# Given text
* start *

15. A method comprising:
providing an elongated member having a first end, a second end and a plurality of blade members extending radially away from the elongated member;
positioning the elongated member on a tubular, wherein the first end and the second end are spaced axially apart on the tubular and the plurality of blade members extend radially away from the elongated member and the tubular, and wherein positioning comprises attaching the first end and the second end of the elongated member to the tubular, wherein the second end is rotationally moveable relative to the first end and the tubular after attaching the first end and the second end of the elongated member to the tubular;
disposing the tubular in a wellbore; and
flowing a fluid across the plurality of blade members, wherein the plurality of blade members induce a turbulence in the fluid in response to the fluid flowing across the plurality of blade members, and wherein the plurality of blade members are rotatable with respect to the tubular such that an area of the plurality of blade members that obstructs the flow of fluid across the exterior surface of the tubular is adjustable.

* end *

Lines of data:
* start *

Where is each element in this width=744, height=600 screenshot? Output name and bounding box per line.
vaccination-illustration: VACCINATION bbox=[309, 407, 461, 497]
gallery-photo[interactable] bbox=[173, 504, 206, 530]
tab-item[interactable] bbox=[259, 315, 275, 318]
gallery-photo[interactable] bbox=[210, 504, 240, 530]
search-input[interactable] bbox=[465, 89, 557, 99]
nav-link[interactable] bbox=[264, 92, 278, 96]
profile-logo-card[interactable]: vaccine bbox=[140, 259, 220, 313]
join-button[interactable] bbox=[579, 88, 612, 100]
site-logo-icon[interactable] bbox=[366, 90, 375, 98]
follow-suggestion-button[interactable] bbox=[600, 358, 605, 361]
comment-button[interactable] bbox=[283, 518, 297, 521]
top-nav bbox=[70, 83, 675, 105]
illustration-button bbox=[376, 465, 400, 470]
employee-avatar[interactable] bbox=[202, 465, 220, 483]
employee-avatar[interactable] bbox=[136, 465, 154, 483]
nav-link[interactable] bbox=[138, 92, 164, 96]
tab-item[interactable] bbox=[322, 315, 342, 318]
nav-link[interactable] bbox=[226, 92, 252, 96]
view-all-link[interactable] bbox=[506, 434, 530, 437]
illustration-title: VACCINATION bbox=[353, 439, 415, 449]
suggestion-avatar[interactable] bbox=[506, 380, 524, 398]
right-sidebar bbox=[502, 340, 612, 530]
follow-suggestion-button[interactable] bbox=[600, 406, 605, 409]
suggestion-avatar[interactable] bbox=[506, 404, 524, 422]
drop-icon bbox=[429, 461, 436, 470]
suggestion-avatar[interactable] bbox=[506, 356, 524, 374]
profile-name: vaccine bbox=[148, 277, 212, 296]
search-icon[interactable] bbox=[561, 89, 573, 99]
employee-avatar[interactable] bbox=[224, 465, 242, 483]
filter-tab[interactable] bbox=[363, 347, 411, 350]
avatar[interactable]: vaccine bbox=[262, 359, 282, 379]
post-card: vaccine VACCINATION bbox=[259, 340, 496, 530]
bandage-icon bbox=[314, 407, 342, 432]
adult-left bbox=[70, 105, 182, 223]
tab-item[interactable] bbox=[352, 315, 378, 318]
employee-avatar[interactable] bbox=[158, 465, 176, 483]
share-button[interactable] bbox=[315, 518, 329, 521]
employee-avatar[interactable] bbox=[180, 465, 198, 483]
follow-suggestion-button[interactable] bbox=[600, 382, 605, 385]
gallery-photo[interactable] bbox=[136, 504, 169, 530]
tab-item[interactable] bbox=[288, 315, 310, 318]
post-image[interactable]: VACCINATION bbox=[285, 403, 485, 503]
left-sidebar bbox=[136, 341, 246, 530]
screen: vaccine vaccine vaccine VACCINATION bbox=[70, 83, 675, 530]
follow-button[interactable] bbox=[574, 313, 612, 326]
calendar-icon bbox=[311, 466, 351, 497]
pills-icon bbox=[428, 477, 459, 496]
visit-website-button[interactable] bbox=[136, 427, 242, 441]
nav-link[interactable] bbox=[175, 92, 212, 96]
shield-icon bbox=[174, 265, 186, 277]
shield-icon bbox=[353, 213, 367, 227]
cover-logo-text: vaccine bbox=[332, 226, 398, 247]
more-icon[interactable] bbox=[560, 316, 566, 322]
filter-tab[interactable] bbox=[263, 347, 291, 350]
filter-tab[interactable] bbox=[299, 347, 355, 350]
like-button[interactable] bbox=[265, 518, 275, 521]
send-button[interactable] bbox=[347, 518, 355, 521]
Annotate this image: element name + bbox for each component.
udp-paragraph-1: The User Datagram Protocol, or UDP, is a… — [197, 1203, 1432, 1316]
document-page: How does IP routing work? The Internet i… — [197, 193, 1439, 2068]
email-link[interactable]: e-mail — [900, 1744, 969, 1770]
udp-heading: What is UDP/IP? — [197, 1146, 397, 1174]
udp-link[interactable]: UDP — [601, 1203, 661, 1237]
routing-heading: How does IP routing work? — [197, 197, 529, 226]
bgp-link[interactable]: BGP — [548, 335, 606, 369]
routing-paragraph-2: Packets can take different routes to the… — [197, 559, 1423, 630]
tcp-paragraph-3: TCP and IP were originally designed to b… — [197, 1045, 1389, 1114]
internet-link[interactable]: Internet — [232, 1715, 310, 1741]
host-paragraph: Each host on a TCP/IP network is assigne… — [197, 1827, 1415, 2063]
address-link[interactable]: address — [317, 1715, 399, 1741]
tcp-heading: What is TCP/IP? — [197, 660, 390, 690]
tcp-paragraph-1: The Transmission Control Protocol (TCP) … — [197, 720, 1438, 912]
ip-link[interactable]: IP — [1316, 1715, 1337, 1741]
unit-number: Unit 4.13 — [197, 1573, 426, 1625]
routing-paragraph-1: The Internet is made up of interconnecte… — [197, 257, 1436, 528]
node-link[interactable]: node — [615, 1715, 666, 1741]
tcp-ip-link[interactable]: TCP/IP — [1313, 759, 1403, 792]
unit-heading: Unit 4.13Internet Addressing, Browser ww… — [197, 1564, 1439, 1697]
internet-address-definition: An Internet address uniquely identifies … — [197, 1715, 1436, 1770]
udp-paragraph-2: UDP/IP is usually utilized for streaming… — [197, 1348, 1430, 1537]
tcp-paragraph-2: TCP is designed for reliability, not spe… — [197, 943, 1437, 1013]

* end *

# Aim
Extend the patent claim on blade members mounted to a tubular, picking up after its final sentence. The records have no connection to the patent claim.

# Result of the task
29. An apparatus comprising:
an elongated member disposed on an exterior surface of a tubular, wherein a first end of the elongated member is attached to the tubular at a first position, and a second end of the elongated member is attached to the tubular at a second position spaced axially away from the first position, the first end being angularly offset from the second end such that the elongated member forms at least part of a helix around at least a portion of the tubular; and
a plurality of blade members coupled with the elongated member, wherein the plurality of blade members each comprise a substantially planar surface extending radially outward from the elongated member and the tubular, wherein the plurality of blade members are rotatable with respect to the elongated member at least when the elongated member is attached to the tubular, and wherein the plurality of blade members are configured to induce turbulence in a fluid flowing across the exterior surface of the tubular, and wherein the plurality of blade members are rotatable such that an area of the plurality of blade members that obstructs the flow of fluid across the exterior surface of the tubular is adjustable.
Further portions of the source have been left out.